━━ DATA FOR PROCESSING

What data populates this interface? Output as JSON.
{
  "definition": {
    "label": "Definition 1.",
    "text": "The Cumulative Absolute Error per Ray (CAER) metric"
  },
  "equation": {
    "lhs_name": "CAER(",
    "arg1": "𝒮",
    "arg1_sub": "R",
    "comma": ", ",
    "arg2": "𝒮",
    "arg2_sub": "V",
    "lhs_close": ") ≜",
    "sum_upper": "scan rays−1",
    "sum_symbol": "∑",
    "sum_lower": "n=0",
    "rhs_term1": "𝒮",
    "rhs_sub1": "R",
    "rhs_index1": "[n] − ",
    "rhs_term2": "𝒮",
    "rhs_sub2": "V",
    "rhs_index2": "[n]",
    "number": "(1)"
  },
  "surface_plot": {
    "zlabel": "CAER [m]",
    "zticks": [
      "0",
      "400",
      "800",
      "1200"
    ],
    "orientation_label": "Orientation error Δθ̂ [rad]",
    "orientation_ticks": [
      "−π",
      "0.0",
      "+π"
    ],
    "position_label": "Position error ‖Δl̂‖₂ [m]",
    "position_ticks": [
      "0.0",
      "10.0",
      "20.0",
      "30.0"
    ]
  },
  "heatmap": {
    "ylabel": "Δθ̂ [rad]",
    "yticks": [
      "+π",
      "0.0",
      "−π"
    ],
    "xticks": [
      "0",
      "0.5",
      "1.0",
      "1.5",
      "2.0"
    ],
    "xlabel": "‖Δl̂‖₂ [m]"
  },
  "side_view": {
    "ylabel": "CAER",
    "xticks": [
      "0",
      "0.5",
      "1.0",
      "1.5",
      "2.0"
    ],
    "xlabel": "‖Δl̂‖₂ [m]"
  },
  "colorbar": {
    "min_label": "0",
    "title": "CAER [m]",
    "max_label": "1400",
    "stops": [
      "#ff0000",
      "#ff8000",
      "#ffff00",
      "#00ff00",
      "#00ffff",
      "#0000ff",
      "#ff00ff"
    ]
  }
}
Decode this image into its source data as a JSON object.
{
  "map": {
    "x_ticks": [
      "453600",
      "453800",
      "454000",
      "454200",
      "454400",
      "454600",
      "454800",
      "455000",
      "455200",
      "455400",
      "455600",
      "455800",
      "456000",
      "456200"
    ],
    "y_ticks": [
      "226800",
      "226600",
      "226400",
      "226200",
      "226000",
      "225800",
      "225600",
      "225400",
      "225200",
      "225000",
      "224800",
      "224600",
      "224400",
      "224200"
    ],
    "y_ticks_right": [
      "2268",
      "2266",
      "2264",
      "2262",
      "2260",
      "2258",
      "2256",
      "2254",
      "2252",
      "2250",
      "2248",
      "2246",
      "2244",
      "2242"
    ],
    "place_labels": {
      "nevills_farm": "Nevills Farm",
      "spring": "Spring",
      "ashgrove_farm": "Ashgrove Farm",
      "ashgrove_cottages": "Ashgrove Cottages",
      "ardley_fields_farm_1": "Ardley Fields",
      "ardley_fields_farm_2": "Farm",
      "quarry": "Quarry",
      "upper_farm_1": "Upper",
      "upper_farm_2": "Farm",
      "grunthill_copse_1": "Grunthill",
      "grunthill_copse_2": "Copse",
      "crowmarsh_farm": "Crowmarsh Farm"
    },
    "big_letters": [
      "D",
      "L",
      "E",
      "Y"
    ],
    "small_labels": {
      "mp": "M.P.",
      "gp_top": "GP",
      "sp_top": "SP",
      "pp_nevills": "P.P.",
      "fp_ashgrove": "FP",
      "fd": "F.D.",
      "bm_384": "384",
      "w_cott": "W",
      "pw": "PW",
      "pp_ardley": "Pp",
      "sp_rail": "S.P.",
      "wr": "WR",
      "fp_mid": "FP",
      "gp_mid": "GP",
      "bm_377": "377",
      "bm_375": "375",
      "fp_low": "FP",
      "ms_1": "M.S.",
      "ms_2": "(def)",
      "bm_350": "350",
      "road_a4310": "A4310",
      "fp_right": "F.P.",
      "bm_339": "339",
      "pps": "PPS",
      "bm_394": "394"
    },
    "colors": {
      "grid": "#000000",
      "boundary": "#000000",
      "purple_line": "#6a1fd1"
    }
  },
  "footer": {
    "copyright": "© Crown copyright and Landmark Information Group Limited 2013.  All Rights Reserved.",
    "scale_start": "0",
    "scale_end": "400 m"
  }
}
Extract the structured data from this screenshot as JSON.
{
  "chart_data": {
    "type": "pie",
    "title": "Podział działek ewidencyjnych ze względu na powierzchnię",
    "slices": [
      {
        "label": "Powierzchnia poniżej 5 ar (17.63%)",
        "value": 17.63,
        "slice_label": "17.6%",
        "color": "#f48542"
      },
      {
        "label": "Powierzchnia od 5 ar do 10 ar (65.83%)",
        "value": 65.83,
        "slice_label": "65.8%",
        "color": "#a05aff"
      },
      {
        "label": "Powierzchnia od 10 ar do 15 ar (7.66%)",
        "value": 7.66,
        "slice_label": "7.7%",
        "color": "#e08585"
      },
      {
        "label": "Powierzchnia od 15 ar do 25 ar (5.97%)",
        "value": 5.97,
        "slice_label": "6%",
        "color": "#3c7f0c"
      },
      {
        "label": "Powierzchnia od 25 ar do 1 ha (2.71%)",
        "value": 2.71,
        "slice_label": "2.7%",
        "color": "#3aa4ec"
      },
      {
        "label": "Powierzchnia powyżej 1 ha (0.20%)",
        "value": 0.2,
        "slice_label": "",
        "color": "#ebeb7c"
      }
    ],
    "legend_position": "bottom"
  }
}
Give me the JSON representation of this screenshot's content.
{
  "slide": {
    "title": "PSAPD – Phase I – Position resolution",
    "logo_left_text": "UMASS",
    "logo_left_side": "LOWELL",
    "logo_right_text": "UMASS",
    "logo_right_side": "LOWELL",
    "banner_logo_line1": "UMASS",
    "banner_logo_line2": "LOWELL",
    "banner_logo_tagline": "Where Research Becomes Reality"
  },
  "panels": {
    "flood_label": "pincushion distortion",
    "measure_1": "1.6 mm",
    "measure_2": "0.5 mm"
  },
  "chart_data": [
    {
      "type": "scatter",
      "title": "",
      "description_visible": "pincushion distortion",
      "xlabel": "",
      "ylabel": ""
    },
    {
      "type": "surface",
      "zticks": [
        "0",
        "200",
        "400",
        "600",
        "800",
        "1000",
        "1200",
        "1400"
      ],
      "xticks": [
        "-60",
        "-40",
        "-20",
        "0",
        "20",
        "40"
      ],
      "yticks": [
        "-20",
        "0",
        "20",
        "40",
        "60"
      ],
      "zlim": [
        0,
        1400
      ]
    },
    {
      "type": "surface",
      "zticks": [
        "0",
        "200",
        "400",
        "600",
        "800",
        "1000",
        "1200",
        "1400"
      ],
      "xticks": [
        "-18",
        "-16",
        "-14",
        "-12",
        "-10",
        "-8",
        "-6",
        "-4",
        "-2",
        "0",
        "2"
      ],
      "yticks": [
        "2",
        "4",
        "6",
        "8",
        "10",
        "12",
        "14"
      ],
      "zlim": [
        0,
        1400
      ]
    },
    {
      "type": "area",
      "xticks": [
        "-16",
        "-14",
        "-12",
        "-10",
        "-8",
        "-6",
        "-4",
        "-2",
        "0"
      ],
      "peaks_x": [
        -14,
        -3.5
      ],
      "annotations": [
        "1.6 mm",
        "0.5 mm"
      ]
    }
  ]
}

━━━━

YOUR TASK. From the data above, show each line that contains "screenshot".

WRITTEN RESPONSE.
Extract the structured data from this screenshot as JSON.
Give me the JSON representation of this screenshot's content.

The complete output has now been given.